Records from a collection
[BEGIN]

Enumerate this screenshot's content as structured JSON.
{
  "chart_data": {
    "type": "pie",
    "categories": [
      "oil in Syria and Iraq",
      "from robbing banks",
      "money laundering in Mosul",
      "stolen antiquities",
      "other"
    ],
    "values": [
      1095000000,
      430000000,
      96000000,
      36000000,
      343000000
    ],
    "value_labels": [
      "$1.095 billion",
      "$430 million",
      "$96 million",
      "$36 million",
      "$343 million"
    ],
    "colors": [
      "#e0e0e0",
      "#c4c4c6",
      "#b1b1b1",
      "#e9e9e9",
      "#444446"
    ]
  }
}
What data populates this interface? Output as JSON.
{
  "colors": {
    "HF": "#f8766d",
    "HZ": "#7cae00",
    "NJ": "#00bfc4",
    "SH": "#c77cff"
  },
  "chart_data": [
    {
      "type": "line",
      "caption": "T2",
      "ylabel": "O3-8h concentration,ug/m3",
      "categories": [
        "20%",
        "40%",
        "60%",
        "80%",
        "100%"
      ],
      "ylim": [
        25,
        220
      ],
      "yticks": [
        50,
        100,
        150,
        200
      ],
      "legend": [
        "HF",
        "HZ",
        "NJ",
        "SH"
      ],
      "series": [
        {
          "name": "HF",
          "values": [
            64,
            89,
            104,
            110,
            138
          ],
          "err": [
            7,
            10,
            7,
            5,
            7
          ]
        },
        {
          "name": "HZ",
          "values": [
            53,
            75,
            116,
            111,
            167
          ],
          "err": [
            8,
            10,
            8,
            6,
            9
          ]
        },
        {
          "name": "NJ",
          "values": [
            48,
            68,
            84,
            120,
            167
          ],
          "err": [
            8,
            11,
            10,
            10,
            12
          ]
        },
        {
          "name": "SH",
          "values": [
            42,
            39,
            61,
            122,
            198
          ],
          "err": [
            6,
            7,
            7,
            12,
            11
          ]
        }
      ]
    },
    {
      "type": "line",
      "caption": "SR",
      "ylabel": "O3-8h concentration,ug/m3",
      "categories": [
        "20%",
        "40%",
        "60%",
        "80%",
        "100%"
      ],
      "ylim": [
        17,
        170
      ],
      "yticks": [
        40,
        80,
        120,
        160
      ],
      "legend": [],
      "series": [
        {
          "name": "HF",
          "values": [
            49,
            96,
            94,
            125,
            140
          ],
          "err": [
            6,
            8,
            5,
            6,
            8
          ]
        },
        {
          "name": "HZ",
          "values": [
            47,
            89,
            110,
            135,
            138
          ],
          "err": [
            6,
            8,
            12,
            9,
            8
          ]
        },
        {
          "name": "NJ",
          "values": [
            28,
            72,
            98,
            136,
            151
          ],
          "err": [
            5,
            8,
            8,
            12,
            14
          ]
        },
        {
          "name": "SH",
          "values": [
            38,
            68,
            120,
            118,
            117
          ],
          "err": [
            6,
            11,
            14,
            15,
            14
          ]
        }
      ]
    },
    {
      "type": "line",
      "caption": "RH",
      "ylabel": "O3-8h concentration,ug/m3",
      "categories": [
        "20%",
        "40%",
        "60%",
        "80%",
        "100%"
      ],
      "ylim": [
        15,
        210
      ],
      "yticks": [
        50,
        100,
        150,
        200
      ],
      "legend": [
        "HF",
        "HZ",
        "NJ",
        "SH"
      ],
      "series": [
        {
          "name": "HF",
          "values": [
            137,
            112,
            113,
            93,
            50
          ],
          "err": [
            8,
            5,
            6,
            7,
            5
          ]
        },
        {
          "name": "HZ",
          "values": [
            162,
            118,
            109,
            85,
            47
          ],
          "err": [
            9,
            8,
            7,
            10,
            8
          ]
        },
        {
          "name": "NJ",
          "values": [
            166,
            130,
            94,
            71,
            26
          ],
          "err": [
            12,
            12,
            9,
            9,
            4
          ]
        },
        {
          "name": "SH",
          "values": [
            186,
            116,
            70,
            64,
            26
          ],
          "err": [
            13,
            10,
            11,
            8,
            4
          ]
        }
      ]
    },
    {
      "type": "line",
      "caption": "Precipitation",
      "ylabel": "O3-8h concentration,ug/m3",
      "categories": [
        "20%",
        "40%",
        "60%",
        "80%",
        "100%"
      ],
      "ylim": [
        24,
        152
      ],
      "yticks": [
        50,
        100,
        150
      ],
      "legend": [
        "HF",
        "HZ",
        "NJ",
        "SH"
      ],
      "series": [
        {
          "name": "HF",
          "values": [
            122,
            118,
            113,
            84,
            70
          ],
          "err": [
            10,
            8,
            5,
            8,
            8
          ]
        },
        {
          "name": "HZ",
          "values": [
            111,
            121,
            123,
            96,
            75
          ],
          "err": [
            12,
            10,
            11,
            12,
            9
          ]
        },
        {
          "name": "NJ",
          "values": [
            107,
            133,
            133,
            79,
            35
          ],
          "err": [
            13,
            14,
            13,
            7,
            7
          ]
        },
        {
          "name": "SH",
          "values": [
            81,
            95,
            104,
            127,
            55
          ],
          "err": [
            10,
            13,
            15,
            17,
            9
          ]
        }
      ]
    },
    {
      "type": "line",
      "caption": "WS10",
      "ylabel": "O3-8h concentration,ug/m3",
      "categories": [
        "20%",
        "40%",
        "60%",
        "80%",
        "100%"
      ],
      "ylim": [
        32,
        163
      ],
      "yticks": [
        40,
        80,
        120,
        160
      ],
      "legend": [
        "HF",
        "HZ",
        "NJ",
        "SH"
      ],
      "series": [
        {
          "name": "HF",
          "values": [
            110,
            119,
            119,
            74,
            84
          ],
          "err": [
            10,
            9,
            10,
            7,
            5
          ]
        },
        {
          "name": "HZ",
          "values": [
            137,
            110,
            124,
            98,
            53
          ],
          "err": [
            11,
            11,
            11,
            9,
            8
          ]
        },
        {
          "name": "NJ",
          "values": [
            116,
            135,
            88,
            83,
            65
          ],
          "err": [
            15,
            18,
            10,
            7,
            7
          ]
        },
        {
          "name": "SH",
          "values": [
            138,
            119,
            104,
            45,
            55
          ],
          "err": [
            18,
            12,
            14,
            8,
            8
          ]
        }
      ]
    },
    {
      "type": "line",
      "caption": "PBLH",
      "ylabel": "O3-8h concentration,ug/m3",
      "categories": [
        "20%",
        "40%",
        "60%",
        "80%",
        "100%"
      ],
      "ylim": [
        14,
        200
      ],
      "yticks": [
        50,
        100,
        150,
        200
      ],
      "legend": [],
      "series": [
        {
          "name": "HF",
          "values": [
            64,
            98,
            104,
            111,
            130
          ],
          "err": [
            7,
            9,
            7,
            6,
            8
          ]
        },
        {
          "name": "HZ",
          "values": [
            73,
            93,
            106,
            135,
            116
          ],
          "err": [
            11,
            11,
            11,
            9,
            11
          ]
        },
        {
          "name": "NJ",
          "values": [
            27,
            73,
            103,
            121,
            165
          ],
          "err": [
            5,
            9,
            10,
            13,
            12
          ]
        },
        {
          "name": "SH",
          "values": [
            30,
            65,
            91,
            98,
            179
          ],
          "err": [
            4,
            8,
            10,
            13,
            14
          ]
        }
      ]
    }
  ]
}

[END]

*STATED EXERCISE*
Copy all the records above exactly, missing none.

*OUTPUT*
Enumerate this screenshot's content as structured JSON.
{
  "chart_data": {
    "type": "pie",
    "categories": [
      "oil in Syria and Iraq",
      "from robbing banks",
      "money laundering in Mosul",
      "stolen antiquities",
      "other"
    ],
    "values": [
      1095000000,
      430000000,
      96000000,
      36000000,
      343000000
    ],
    "value_labels": [
      "$1.095 billion",
      "$430 million",
      "$96 million",
      "$36 million",
      "$343 million"
    ],
    "colors": [
      "#e0e0e0",
      "#c4c4c6",
      "#b1b1b1",
      "#e9e9e9",
      "#444446"
    ]
  }
}
What data populates this interface? Output as JSON.
{
  "colors": {
    "HF": "#f8766d",
    "HZ": "#7cae00",
    "NJ": "#00bfc4",
    "SH": "#c77cff"
  },
  "chart_data": [
    {
      "type": "line",
      "caption": "T2",
      "ylabel": "O3-8h concentration,ug/m3",
      "categories": [
        "20%",
        "40%",
        "60%",
        "80%",
        "100%"
      ],
      "ylim": [
        25,
        220
      ],
      "yticks": [
        50,
        100,
        150,
        200
      ],
      "legend": [
        "HF",
        "HZ",
        "NJ",
        "SH"
      ],
      "series": [
        {
          "name": "HF",
          "values": [
            64,
            89,
            104,
            110,
            138
          ],
          "err": [
            7,
            10,
            7,
            5,
            7
          ]
        },
        {
          "name": "HZ",
          "values": [
            53,
            75,
            116,
            111,
            167
          ],
          "err": [
            8,
            10,
            8,
            6,
            9
          ]
        },
        {
          "name": "NJ",
          "values": [
            48,
            68,
            84,
            120,
            167
          ],
          "err": [
            8,
            11,
            10,
            10,
            12
          ]
        },
        {
          "name": "SH",
          "values": [
            42,
            39,
            61,
            122,
            198
          ],
          "err": [
            6,
            7,
            7,
            12,
            11
          ]
        }
      ]
    },
    {
      "type": "line",
      "caption": "SR",
      "ylabel": "O3-8h concentration,ug/m3",
      "categories": [
        "20%",
        "40%",
        "60%",
        "80%",
        "100%"
      ],
      "ylim": [
        17,
        170
      ],
      "yticks": [
        40,
        80,
        120,
        160
      ],
      "legend": [],
      "series": [
        {
          "name": "HF",
          "values": [
            49,
            96,
            94,
            125,
            140
          ],
          "err": [
            6,
            8,
            5,
            6,
            8
          ]
        },
        {
          "name": "HZ",
          "values": [
            47,
            89,
            110,
            135,
            138
          ],
          "err": [
            6,
            8,
            12,
            9,
            8
          ]
        },
        {
          "name": "NJ",
          "values": [
            28,
            72,
            98,
            136,
            151
          ],
          "err": [
            5,
            8,
            8,
            12,
            14
          ]
        },
        {
          "name": "SH",
          "values": [
            38,
            68,
            120,
            118,
            117
          ],
          "err": [
            6,
            11,
            14,
            15,
            14
          ]
        }
      ]
    },
    {
      "type": "line",
      "caption": "RH",
      "ylabel": "O3-8h concentration,ug/m3",
      "categories": [
        "20%",
        "40%",
        "60%",
        "80%",
        "100%"
      ],
      "ylim": [
        15,
        210
      ],
      "yticks": [
        50,
        100,
        150,
        200
      ],
      "legend": [
        "HF",
        "HZ",
        "NJ",
        "SH"
      ],
      "series": [
        {
          "name": "HF",
          "values": [
            137,
            112,
            113,
            93,
            50
          ],
          "err": [
            8,
            5,
            6,
            7,
            5
          ]
        },
        {
          "name": "HZ",
          "values": [
            162,
            118,
            109,
            85,
            47
          ],
          "err": [
            9,
            8,
            7,
            10,
            8
          ]
        },
        {
          "name": "NJ",
          "values": [
            166,
            130,
            94,
            71,
            26
          ],
          "err": [
            12,
            12,
            9,
            9,
            4
          ]
        },
        {
          "name": "SH",
          "values": [
            186,
            116,
            70,
            64,
            26
          ],
          "err": [
            13,
            10,
            11,
            8,
            4
          ]
        }
      ]
    },
    {
      "type": "line",
      "caption": "Precipitation",
      "ylabel": "O3-8h concentration,ug/m3",
      "categories": [
        "20%",
        "40%",
        "60%",
        "80%",
        "100%"
      ],
      "ylim": [
        24,
        152
      ],
      "yticks": [
        50,
        100,
        150
      ],
      "legend": [
        "HF",
        "HZ",
        "NJ",
        "SH"
      ],
      "series": [
        {
          "name": "HF",
          "values": [
            122,
            118,
            113,
            84,
            70
          ],
          "err": [
            10,
            8,
            5,
            8,
            8
          ]
        },
        {
          "name": "HZ",
          "values": [
            111,
            121,
            123,
            96,
            75
          ],
          "err": [
            12,
            10,
            11,
            12,
            9
          ]
        },
        {
          "name": "NJ",
          "values": [
            107,
            133,
            133,
            79,
            35
          ],
          "err": [
            13,
            14,
            13,
            7,
            7
          ]
        },
        {
          "name": "SH",
          "values": [
            81,
            95,
            104,
            127,
            55
          ],
          "err": [
            10,
            13,
            15,
            17,
            9
          ]
        }
      ]
    },
    {
      "type": "line",
      "caption": "WS10",
      "ylabel": "O3-8h concentration,ug/m3",
      "categories": [
        "20%",
        "40%",
        "60%",
        "80%",
        "100%"
      ],
      "ylim": [
        32,
        163
      ],
      "yticks": [
        40,
        80,
        120,
        160
      ],
      "legend": [
        "HF",
        "HZ",
        "NJ",
        "SH"
      ],
      "series": [
        {
          "name": "HF",
          "values": [
            110,
            119,
            119,
            74,
            84
          ],
          "err": [
            10,
            9,
            10,
            7,
            5
          ]
        },
        {
          "name": "HZ",
          "values": [
            137,
            110,
            124,
            98,
            53
          ],
          "err": [
            11,
            11,
            11,
            9,
            8
          ]
        },
        {
          "name": "NJ",
          "values": [
            116,
            135,
            88,
            83,
            65
          ],
          "err": [
            15,
            18,
            10,
            7,
            7
          ]
        },
        {
          "name": "SH",
          "values": [
            138,
            119,
            104,
            45,
            55
          ],
          "err": [
            18,
            12,
            14,
            8,
            8
          ]
        }
      ]
    },
    {
      "type": "line",
      "caption": "PBLH",
      "ylabel": "O3-8h concentration,ug/m3",
      "categories": [
        "20%",
        "40%",
        "60%",
        "80%",
        "100%"
      ],
      "ylim": [
        14,
        200
      ],
      "yticks": [
        50,
        100,
        150,
        200
      ],
      "legend": [],
      "series": [
        {
          "name": "HF",
          "values": [
            64,
            98,
            104,
            111,
            130
          ],
          "err": [
            7,
            9,
            7,
            6,
            8
          ]
        },
        {
          "name": "HZ",
          "values": [
            73,
            93,
            106,
            135,
            116
          ],
          "err": [
            11,
            11,
            11,
            9,
            11
          ]
        },
        {
          "name": "NJ",
          "values": [
            27,
            73,
            103,
            121,
            165
          ],
          "err": [
            5,
            9,
            10,
            13,
            12
          ]
        },
        {
          "name": "SH",
          "values": [
            30,
            65,
            91,
            98,
            179
          ],
          "err": [
            4,
            8,
            10,
            13,
            14
          ]
        }
      ]
    }
  ]
}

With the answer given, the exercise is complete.